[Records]

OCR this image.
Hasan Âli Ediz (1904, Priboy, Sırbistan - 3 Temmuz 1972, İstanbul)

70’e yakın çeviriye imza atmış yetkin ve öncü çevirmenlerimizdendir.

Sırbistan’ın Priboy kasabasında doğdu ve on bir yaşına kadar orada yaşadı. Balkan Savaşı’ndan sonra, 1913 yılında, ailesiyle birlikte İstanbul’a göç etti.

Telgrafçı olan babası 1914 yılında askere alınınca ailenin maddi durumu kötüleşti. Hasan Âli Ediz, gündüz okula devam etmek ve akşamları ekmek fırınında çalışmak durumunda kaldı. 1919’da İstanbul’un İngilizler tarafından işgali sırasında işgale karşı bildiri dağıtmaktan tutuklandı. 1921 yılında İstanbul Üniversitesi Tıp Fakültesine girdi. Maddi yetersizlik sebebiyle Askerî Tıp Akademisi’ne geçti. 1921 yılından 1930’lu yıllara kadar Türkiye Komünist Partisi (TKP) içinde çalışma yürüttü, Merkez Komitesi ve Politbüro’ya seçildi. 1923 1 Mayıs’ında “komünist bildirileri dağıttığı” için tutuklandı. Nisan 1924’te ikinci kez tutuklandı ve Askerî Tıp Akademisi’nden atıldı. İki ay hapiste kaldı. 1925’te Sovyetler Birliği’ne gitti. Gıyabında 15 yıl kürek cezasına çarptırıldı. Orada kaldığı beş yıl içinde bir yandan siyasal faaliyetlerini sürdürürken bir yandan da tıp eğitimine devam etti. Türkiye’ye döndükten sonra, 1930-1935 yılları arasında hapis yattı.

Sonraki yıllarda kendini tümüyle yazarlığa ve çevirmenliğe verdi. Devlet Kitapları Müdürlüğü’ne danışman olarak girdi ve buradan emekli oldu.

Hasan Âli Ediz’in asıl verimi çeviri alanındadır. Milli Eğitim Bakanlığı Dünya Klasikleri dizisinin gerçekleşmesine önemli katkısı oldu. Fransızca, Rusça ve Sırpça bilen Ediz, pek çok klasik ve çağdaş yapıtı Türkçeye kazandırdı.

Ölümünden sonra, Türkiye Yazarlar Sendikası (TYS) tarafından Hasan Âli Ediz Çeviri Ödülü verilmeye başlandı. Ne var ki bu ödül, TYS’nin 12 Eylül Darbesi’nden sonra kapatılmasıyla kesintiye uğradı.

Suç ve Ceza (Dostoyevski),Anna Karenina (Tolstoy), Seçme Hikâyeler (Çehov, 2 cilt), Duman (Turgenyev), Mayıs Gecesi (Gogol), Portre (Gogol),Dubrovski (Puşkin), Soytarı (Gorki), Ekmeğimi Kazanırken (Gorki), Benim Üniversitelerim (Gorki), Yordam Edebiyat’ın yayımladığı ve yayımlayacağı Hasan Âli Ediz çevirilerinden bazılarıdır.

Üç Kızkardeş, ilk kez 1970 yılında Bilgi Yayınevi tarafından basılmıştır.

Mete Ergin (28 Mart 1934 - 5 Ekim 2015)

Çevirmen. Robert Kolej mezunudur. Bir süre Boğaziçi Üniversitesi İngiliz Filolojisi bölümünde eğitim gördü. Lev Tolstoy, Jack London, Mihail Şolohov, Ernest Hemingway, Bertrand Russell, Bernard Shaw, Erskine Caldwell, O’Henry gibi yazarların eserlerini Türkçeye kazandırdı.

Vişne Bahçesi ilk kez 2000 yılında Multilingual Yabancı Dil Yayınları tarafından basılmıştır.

[WHAT TO WORK ON]:
Tell how many lines hold the string "kazandırdı", giving the number and nothing else.

[RESULT BELOW]:
2